# START OF Dataset

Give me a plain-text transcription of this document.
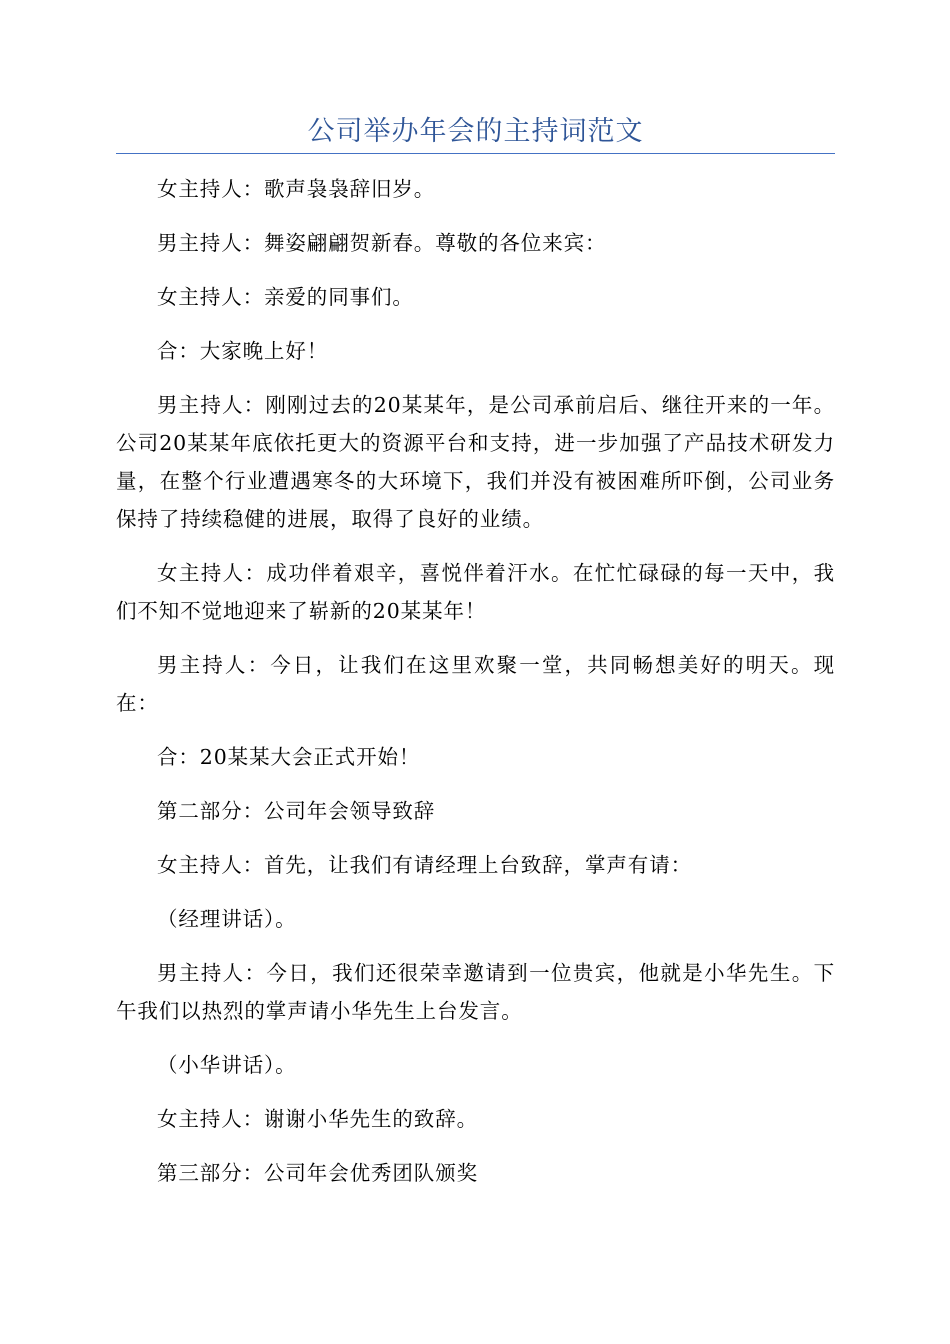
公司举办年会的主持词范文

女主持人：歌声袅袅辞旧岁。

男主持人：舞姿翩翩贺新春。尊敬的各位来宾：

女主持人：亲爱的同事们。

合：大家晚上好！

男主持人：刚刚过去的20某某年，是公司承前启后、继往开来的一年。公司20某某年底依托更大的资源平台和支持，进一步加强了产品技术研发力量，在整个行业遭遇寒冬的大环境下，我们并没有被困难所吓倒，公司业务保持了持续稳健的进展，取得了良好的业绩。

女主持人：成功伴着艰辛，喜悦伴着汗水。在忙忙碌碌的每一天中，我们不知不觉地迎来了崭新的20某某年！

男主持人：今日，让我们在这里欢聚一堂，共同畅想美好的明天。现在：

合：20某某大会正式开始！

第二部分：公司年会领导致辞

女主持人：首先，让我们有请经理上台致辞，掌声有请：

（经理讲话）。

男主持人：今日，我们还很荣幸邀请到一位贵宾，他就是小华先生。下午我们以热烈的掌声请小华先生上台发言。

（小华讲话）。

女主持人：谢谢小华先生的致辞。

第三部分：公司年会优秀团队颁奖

# END OF Dataset
# START OF Dataset

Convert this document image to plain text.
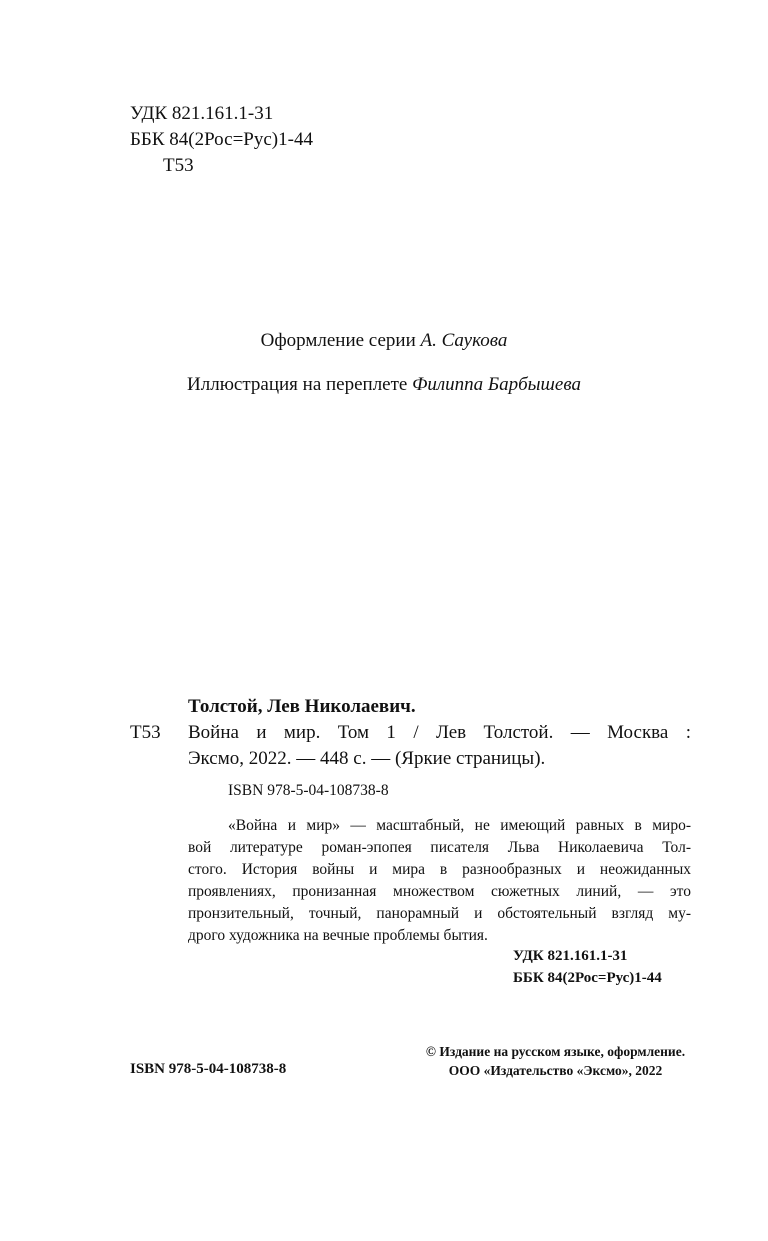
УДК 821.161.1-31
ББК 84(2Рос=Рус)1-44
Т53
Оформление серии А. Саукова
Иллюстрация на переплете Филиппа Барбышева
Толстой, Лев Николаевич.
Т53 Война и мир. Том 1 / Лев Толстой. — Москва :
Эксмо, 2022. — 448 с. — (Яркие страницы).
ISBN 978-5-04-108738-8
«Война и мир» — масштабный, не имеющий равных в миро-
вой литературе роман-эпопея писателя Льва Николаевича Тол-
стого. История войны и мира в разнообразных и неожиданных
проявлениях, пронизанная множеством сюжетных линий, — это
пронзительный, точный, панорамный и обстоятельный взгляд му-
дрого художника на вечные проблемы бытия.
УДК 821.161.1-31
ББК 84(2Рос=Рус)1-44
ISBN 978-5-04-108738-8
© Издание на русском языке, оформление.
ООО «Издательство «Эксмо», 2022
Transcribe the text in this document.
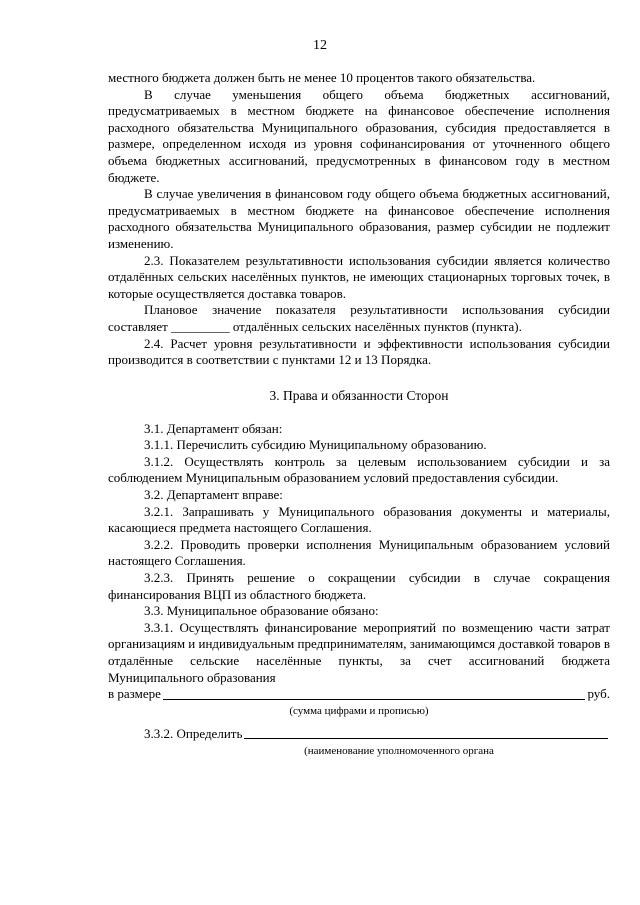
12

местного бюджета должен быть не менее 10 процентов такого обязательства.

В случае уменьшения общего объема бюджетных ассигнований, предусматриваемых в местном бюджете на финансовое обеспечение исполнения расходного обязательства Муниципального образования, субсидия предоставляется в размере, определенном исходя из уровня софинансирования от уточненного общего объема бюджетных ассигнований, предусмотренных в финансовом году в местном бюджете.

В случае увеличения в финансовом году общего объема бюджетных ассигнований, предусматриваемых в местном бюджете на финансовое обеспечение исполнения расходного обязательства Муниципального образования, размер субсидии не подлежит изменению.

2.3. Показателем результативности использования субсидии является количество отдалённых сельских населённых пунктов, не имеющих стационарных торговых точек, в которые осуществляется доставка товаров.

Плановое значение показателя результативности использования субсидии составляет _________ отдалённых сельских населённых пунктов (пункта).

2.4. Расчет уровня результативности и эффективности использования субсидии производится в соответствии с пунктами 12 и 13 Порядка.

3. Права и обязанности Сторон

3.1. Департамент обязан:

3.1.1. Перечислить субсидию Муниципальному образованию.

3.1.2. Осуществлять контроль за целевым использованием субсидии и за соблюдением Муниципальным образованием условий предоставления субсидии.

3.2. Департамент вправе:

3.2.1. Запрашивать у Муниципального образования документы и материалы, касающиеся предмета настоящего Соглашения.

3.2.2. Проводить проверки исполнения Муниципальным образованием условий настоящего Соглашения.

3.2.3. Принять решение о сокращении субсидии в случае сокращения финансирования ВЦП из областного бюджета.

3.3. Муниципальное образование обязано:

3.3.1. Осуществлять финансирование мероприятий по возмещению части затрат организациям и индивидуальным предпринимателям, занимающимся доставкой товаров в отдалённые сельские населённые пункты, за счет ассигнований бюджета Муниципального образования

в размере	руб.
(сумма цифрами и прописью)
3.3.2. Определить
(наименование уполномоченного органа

# END OF Dataset
# START OF Dataset

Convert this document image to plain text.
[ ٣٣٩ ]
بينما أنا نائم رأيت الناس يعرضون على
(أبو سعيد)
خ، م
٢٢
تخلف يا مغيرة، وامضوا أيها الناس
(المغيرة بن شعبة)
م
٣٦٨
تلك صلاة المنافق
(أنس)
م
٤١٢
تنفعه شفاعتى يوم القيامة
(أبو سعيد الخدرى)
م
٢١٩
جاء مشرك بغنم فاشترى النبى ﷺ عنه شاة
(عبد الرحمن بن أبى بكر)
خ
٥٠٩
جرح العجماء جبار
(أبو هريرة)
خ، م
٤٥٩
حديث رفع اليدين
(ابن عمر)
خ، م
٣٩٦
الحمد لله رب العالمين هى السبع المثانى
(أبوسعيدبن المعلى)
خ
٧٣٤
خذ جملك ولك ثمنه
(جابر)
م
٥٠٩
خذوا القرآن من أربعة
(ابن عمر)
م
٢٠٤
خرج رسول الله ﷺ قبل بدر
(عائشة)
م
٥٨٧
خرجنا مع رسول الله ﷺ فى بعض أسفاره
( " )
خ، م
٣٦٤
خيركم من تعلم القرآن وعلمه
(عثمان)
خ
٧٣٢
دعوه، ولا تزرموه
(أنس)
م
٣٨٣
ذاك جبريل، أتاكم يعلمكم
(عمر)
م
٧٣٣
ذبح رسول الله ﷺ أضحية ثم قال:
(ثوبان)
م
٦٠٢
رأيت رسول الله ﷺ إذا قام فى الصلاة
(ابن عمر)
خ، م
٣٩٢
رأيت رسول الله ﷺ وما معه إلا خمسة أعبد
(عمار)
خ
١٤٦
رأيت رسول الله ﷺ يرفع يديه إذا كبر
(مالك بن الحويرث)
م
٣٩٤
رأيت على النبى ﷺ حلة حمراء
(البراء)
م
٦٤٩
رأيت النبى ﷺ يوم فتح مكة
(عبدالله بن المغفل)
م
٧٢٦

# END OF Dataset

Show all lines from the data above in which the word "расходного" appears.

- Task response
В случае уменьшения общего объема бюджетных ассигнований, предусматриваемых в местном бюджете на финансовое обеспечение исполнения расходного обязательства Муниципального образования, субсидия предоставляется в размере, определенном исходя из уровня софинансирования от уточненного общего объема бюджетных ассигнований, предусмотренных в финансовом году в местном бюджете.
В случае увеличения в финансовом году общего объема бюджетных ассигнований, предусматриваемых в местном бюджете на финансовое обеспечение исполнения расходного обязательства Муниципального образования, размер субсидии не подлежит изменению.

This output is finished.